→ WHAT YOU NEED TO DO
Where a line contains the word "this", copy that line in full.

→ INPUT RECORDS
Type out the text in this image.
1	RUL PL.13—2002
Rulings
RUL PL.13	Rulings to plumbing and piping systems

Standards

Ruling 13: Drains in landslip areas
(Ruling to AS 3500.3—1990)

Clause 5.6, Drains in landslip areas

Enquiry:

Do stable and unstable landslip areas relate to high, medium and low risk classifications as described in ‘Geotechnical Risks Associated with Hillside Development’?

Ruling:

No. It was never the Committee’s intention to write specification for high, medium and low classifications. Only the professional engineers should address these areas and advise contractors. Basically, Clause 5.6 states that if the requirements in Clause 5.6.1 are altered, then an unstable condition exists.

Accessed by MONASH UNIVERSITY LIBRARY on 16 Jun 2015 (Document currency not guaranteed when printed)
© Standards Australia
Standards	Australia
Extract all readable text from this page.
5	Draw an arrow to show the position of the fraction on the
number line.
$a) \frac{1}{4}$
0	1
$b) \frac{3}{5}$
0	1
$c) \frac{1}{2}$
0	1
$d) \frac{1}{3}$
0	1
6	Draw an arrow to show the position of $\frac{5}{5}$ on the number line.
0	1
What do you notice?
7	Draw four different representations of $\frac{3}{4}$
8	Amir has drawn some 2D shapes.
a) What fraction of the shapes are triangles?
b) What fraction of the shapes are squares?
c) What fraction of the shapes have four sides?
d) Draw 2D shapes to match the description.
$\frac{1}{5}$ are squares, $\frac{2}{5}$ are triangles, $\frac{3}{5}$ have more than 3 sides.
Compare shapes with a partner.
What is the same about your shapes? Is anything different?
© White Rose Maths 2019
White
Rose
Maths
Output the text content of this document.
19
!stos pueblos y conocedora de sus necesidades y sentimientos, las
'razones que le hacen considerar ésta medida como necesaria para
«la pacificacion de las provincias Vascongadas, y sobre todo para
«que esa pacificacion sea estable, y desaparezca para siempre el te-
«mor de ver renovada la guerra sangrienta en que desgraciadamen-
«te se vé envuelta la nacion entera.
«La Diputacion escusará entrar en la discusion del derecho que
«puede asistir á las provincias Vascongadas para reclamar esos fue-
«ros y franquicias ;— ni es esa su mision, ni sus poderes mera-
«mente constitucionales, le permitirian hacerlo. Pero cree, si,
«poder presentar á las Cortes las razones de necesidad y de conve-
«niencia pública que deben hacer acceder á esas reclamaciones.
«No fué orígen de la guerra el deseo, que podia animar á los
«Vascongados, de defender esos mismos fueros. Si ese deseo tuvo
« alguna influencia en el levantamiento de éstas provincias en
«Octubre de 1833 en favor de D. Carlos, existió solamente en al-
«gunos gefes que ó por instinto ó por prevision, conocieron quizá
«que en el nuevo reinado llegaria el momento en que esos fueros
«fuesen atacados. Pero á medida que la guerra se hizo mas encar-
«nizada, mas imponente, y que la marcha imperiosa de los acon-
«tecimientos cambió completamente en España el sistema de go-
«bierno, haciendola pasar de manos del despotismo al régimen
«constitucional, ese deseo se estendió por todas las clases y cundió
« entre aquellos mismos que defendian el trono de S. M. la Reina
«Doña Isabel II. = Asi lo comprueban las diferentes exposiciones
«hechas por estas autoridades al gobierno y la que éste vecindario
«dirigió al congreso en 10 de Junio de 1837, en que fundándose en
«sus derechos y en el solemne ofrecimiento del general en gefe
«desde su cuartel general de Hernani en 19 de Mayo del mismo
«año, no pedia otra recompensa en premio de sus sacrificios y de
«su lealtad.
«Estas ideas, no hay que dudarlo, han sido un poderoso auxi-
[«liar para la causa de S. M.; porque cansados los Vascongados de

→ RESULT BELOW
Type out the text in this image.
Extract all readable text from this page.
Output the text content of this document.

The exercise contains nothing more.